Records excerpted from a collection
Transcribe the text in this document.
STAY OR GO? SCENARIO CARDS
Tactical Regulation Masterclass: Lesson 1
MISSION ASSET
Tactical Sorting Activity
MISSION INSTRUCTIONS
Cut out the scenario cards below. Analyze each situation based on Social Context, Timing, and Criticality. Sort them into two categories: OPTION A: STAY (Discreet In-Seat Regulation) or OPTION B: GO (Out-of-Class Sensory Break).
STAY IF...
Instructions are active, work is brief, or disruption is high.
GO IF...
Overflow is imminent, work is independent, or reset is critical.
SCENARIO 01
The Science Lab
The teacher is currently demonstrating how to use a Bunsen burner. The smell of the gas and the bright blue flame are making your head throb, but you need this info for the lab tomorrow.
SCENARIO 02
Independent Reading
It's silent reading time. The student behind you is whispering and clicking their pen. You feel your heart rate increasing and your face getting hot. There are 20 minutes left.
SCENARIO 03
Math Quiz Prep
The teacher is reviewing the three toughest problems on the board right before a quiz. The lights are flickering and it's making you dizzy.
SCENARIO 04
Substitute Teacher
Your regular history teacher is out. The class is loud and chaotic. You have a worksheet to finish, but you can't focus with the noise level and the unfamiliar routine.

(Exercise task)
Each record must be returned exactly as it is written.

(Worked solution)
Transcribe the text in this document.
STAY OR GO? SCENARIO CARDS
Tactical Regulation Masterclass: Lesson 1
MISSION ASSET
Tactical Sorting Activity
MISSION INSTRUCTIONS
Cut out the scenario cards below. Analyze each situation based on Social Context, Timing, and Criticality. Sort them into two categories: OPTION A: STAY (Discreet In-Seat Regulation) or OPTION B: GO (Out-of-Class Sensory Break).
STAY IF...
Instructions are active, work is brief, or disruption is high.
GO IF...
Overflow is imminent, work is independent, or reset is critical.
SCENARIO 01
The Science Lab
The teacher is currently demonstrating how to use a Bunsen burner. The smell of the gas and the bright blue flame are making your head throb, but you need this info for the lab tomorrow.
SCENARIO 02
Independent Reading
It's silent reading time. The student behind you is whispering and clicking their pen. You feel your heart rate increasing and your face getting hot. There are 20 minutes left.
SCENARIO 03
Math Quiz Prep
The teacher is reviewing the three toughest problems on the board right before a quiz. The lights are flickering and it's making you dizzy.
SCENARIO 04
Substitute Teacher
Your regular history teacher is out. The class is loud and chaotic. You have a worksheet to finish, but you can't focus with the noise level and the unfamiliar routine.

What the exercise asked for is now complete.